- Short task:
Go through the lines below and copy each one that holds the string "ſuono".

++++++++

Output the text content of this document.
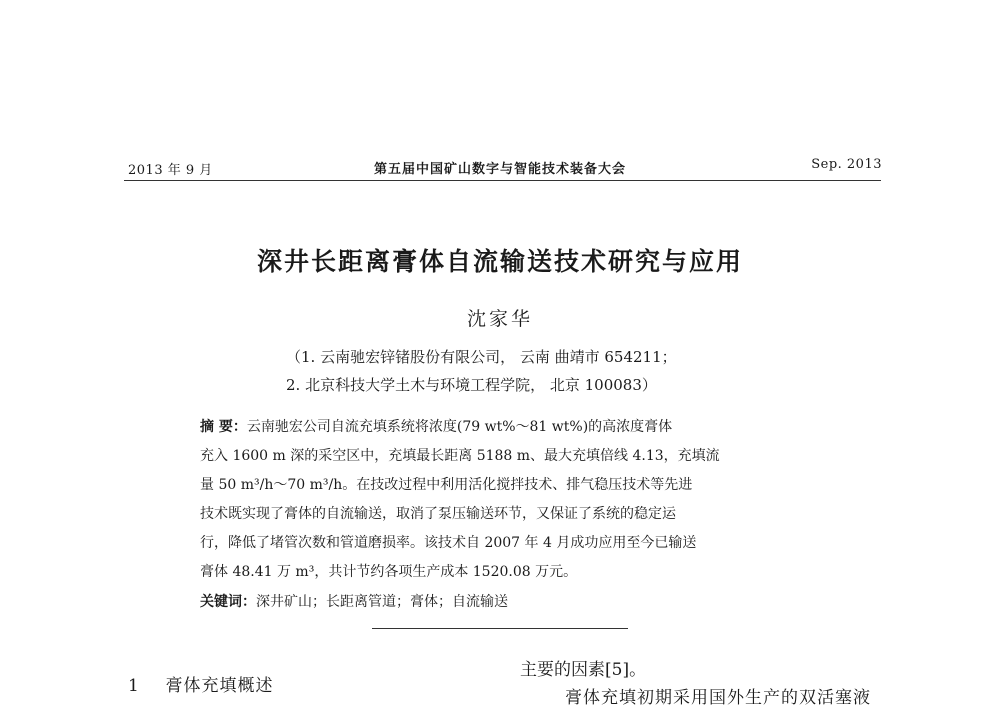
2013 年 9 月	第五届中国矿山数字与智能技术装备大会	Sep. 2013
深井长距离膏体自流输送技术研究与应用
沈家华
（1. 云南驰宏锌锗股份有限公司， 云南 曲靖市 654211；
2. 北京科技大学土木与环境工程学院， 北京 100083）
摘 要：云南驰宏公司自流充填系统将浓度(79 wt%～81 wt%)的高浓度膏体
充入 1600 m 深的采空区中，充填最长距离 5188 m、最大充填倍线 4.13，充填流
量 50 m³/h～70 m³/h。在技改过程中利用活化搅拌技术、排气稳压技术等先进
技术既实现了膏体的自流输送，取消了泵压输送环节，又保证了系统的稳定运
行，降低了堵管次数和管道磨损率。该技术自 2007 年 4 月成功应用至今已输送
膏体 48.41 万 m³，共计节约各项生产成本 1520.08 万元。
关键词：深井矿山；长距离管道；膏体；自流输送
1 膏体充填概述
主要的因素[5]。
膏体充填初期采用国外生产的双活塞液
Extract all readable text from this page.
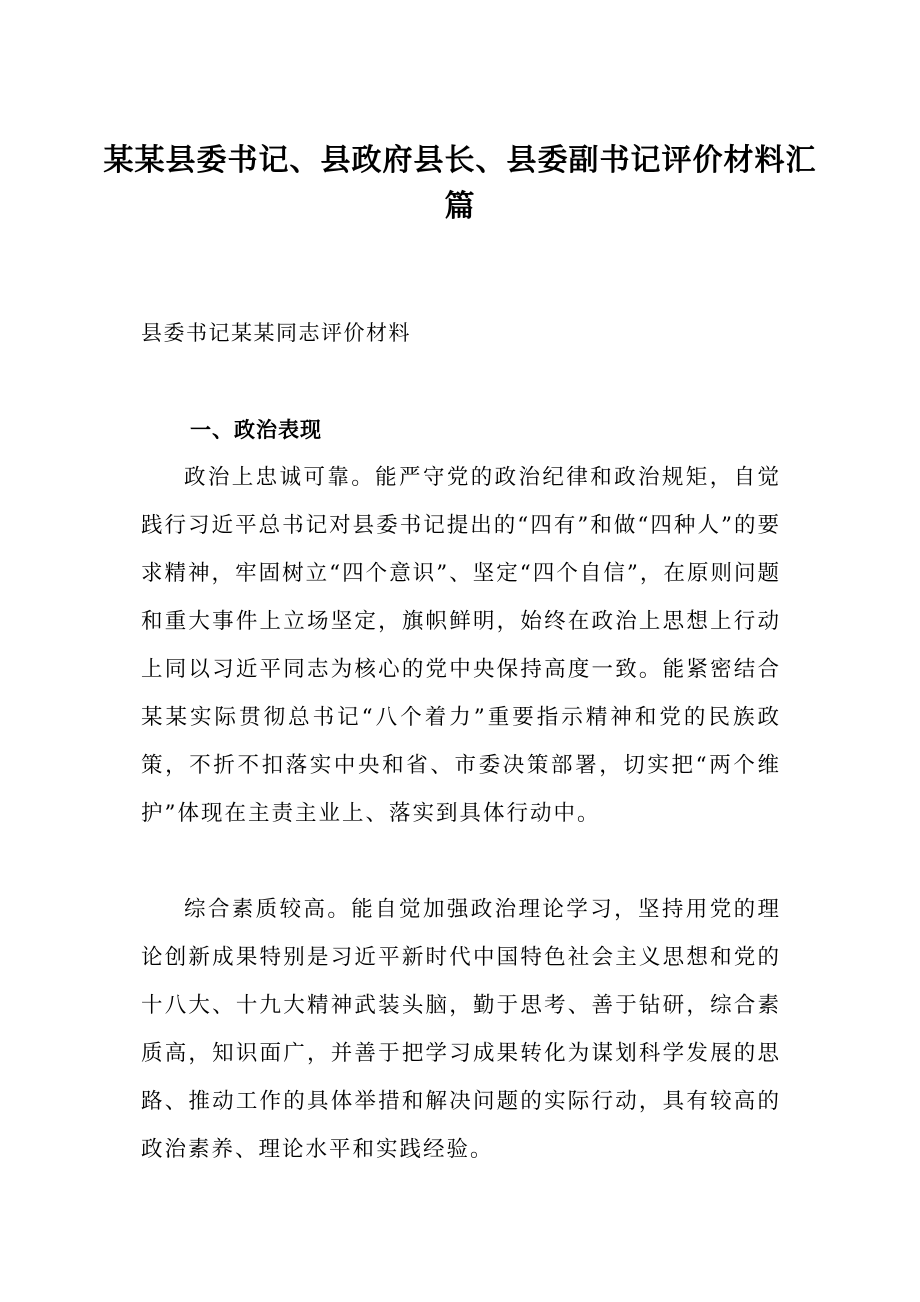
某某县委书记、县政府县长、县委副书记评价材料汇篇
县委书记某某同志评价材料
一、政治表现

政治上忠诚可靠。能严守党的政治纪律和政治规矩，自觉践行习近平总书记对县委书记提出的“四有”和做“四种人”的要求精神，牢固树立“四个意识”、坚定“四个自信”，在原则问题和重大事件上立场坚定，旗帜鲜明，始终在政治上思想上行动上同以习近平同志为核心的党中央保持高度一致。能紧密结合某某实际贯彻总书记“八个着力”重要指示精神和党的民族政策，不折不扣落实中央和省、市委决策部署，切实把“两个维护”体现在主责主业上、落实到具体行动中。

综合素质较高。能自觉加强政治理论学习，坚持用党的理论创新成果特别是习近平新时代中国特色社会主义思想和党的十八大、十九大精神武装头脑，勤于思考、善于钻研，综合素质高，知识面广，并善于把学习成果转化为谋划科学发展的思路、推动工作的具体举措和解决问题的实际行动，具有较高的政治素养、理论水平和实践经验。
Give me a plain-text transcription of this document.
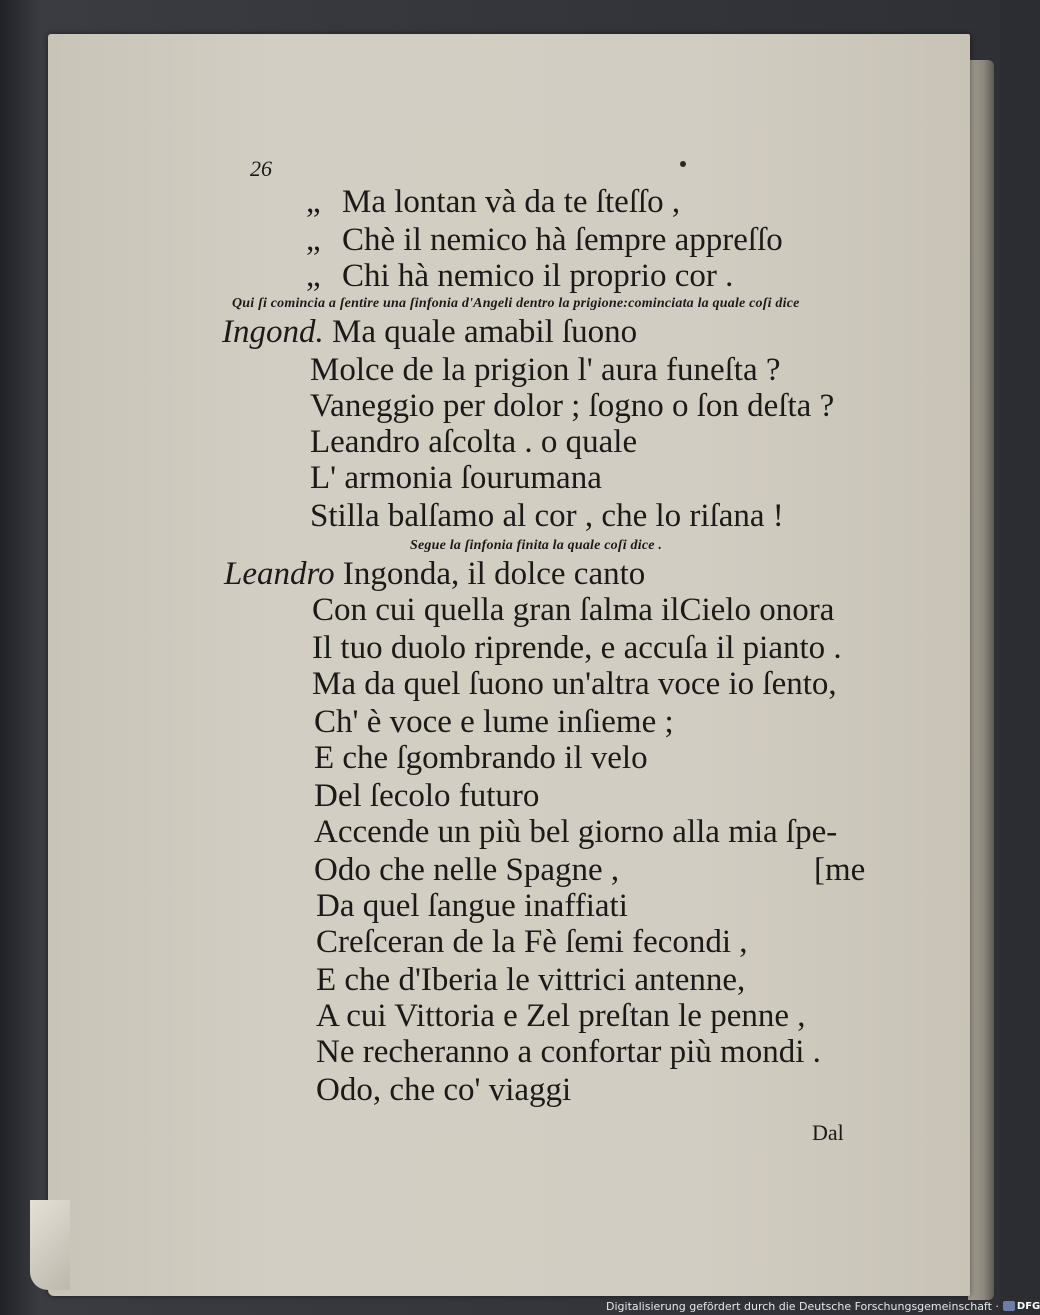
26
„ Ma lontan và da te ſteſſo ,
„ Chè il nemico hà ſempre appreſſo
„ Chi hà nemico il proprio cor .
Qui ſi comincia a ſentire una ſinfonia d'Angeli dentro la prigione:cominciata la quale coſi dice
Ingond. Ma quale amabil ſuono
Molce de la prigion l' aura funeſta ?
Vaneggio per dolor ; ſogno o ſon deſta ?
Leandro aſcolta . o quale
L' armonia ſourumana
Stilla balſamo al cor , che lo riſana !
Segue la ſinfonia finita la quale coſi dice .
Leandro Ingonda, il dolce canto
Con cui quella gran ſalma ilCielo onora
Il tuo duolo riprende, e accuſa il pianto .
Ma da quel ſuono un'altra voce io ſento,
Ch' è voce e lume inſieme ;
E che ſgombrando il velo
Del ſecolo futuro
Accende un più bel giorno alla mia ſpe-
Odo che nelle Spagne ,	[me
Da quel ſangue inaffiati
Creſceran de la Fè ſemi fecondi ,
E che d'Iberia le vittrici antenne,
A cui Vittoria e Zel preſtan le penne ,
Ne recheranno a confortar più mondi .
Odo, che co' viaggi
Dal
Digitalisierung gefördert durch die Deutsche Forschungsgemeinschaft · DFG
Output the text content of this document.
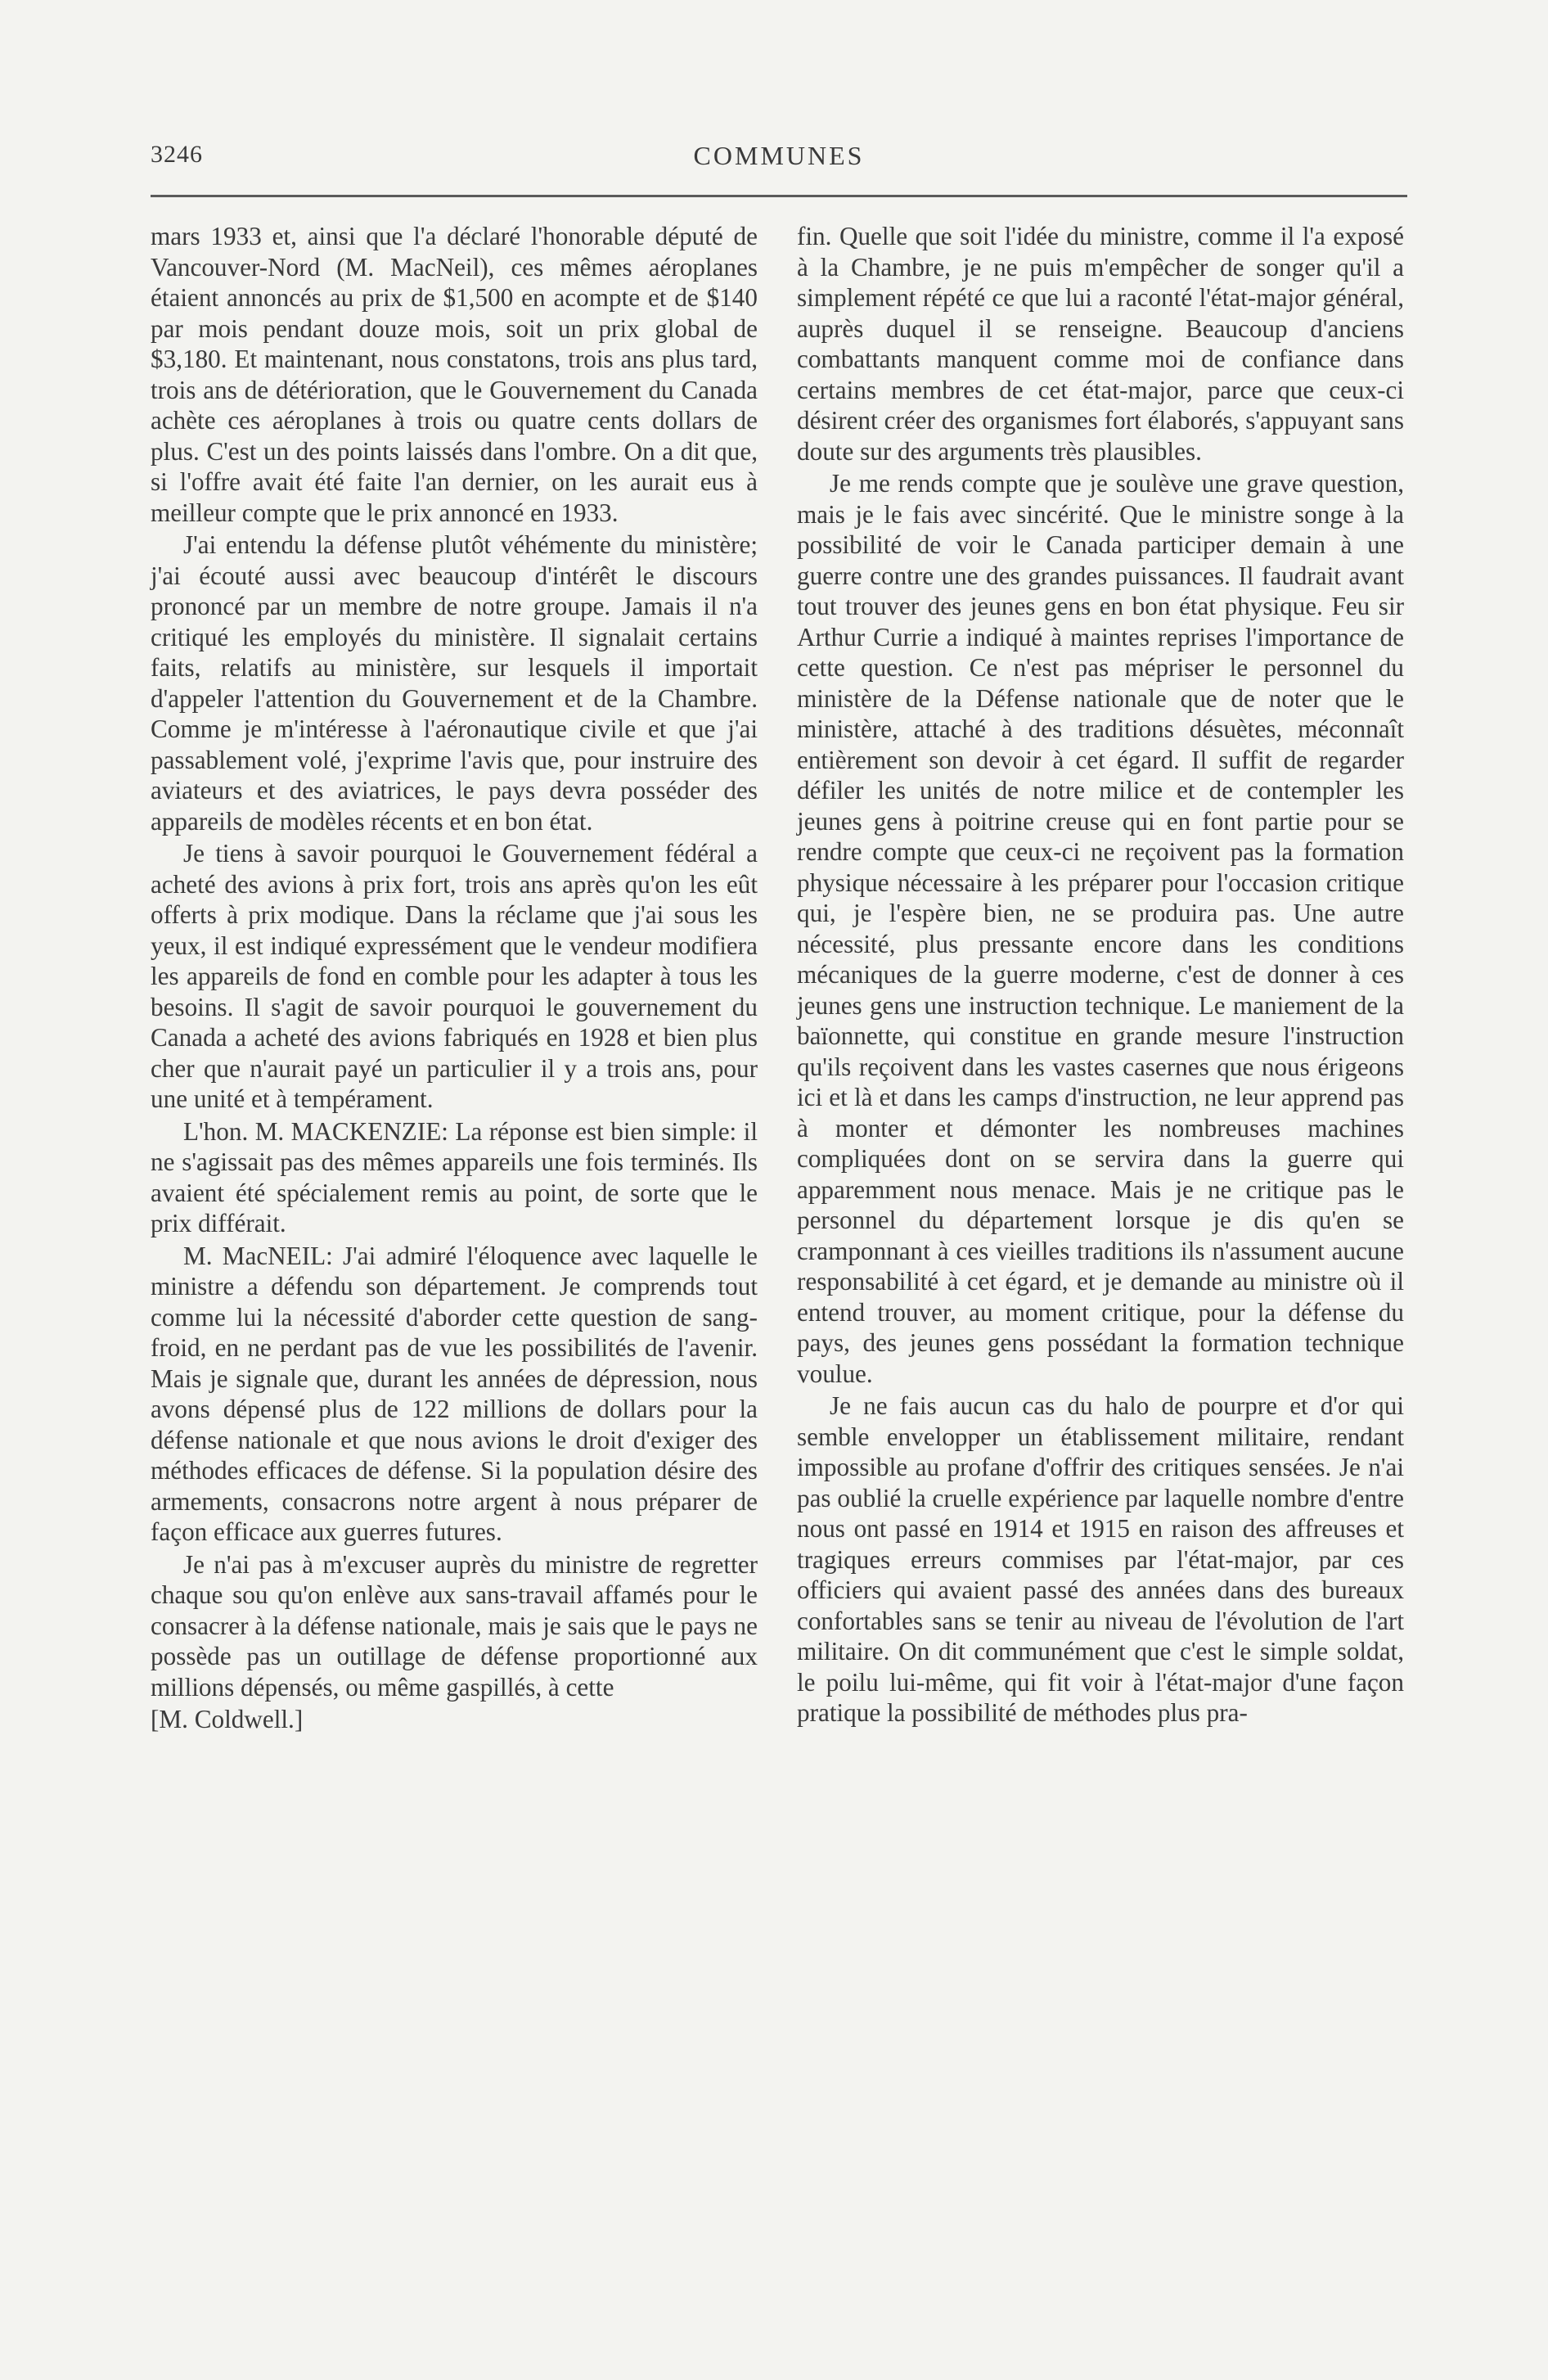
3246	COMMUNES

mars 1933 et, ainsi que l'a déclaré l'honorable député de Vancouver-Nord (M. MacNeil), ces mêmes aéroplanes étaient annoncés au prix de $1,500 en acompte et de $140 par mois pendant douze mois, soit un prix global de $3,180. Et maintenant, nous constatons, trois ans plus tard, trois ans de détérioration, que le Gouvernement du Canada achète ces aéroplanes à trois ou quatre cents dollars de plus. C'est un des points laissés dans l'ombre. On a dit que, si l'offre avait été faite l'an dernier, on les aurait eus à meilleur compte que le prix annoncé en 1933.

J'ai entendu la défense plutôt véhémente du ministère; j'ai écouté aussi avec beaucoup d'intérêt le discours prononcé par un membre de notre groupe. Jamais il n'a critiqué les employés du ministère. Il signalait certains faits, relatifs au ministère, sur lesquels il importait d'appeler l'attention du Gouvernement et de la Chambre. Comme je m'intéresse à l'aéronautique civile et que j'ai passablement volé, j'exprime l'avis que, pour instruire des aviateurs et des aviatrices, le pays devra posséder des appareils de modèles récents et en bon état.

Je tiens à savoir pourquoi le Gouvernement fédéral a acheté des avions à prix fort, trois ans après qu'on les eût offerts à prix modique. Dans la réclame que j'ai sous les yeux, il est indiqué expressément que le vendeur modifiera les appareils de fond en comble pour les adapter à tous les besoins. Il s'agit de savoir pourquoi le gouvernement du Canada a acheté des avions fabriqués en 1928 et bien plus cher que n'aurait payé un particulier il y a trois ans, pour une unité et à tempérament.

L'hon. M. MACKENZIE: La réponse est bien simple: il ne s'agissait pas des mêmes appareils une fois terminés. Ils avaient été spécialement remis au point, de sorte que le prix différait.

M. MacNEIL: J'ai admiré l'éloquence avec laquelle le ministre a défendu son département. Je comprends tout comme lui la nécessité d'aborder cette question de sang-froid, en ne perdant pas de vue les possibilités de l'avenir. Mais je signale que, durant les années de dépression, nous avons dépensé plus de 122 millions de dollars pour la défense nationale et que nous avions le droit d'exiger des méthodes efficaces de défense. Si la population désire des armements, consacrons notre argent à nous préparer de façon efficace aux guerres futures.

Je n'ai pas à m'excuser auprès du ministre de regretter chaque sou qu'on enlève aux sans-travail affamés pour le consacrer à la défense nationale, mais je sais que le pays ne possède pas un outillage de défense proportionné aux millions dépensés, ou même gaspillés, à cette

[M. Coldwell.]

fin. Quelle que soit l'idée du ministre, comme il l'a exposé à la Chambre, je ne puis m'empêcher de songer qu'il a simplement répété ce que lui a raconté l'état-major général, auprès duquel il se renseigne. Beaucoup d'anciens combattants manquent comme moi de confiance dans certains membres de cet état-major, parce que ceux-ci désirent créer des organismes fort élaborés, s'appuyant sans doute sur des arguments très plausibles.

Je me rends compte que je soulève une grave question, mais je le fais avec sincérité. Que le ministre songe à la possibilité de voir le Canada participer demain à une guerre contre une des grandes puissances. Il faudrait avant tout trouver des jeunes gens en bon état physique. Feu sir Arthur Currie a indiqué à maintes reprises l'importance de cette question. Ce n'est pas mépriser le personnel du ministère de la Défense nationale que de noter que le ministère, attaché à des traditions désuètes, méconnaît entièrement son devoir à cet égard. Il suffit de regarder défiler les unités de notre milice et de contempler les jeunes gens à poitrine creuse qui en font partie pour se rendre compte que ceux-ci ne reçoivent pas la formation physique nécessaire à les préparer pour l'occasion critique qui, je l'espère bien, ne se produira pas. Une autre nécessité, plus pressante encore dans les conditions mécaniques de la guerre moderne, c'est de donner à ces jeunes gens une instruction technique. Le maniement de la baïonnette, qui constitue en grande mesure l'instruction qu'ils reçoivent dans les vastes casernes que nous érigeons ici et là et dans les camps d'instruction, ne leur apprend pas à monter et démonter les nombreuses machines compliquées dont on se servira dans la guerre qui apparemment nous menace. Mais je ne critique pas le personnel du département lorsque je dis qu'en se cramponnant à ces vieilles traditions ils n'assument aucune responsabilité à cet égard, et je demande au ministre où il entend trouver, au moment critique, pour la défense du pays, des jeunes gens possédant la formation technique voulue.

Je ne fais aucun cas du halo de pourpre et d'or qui semble envelopper un établissement militaire, rendant impossible au profane d'offrir des critiques sensées. Je n'ai pas oublié la cruelle expérience par laquelle nombre d'entre nous ont passé en 1914 et 1915 en raison des affreuses et tragiques erreurs commises par l'état-major, par ces officiers qui avaient passé des années dans des bureaux confortables sans se tenir au niveau de l'évolution de l'art militaire. On dit communément que c'est le simple soldat, le poilu lui-même, qui fit voir à l'état-major d'une façon pratique la possibilité de méthodes plus pra-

++++++++

- Task response:
Ingond. Ma quale amabil ſuono
Ma da quel ſuono un'altra voce io ſento,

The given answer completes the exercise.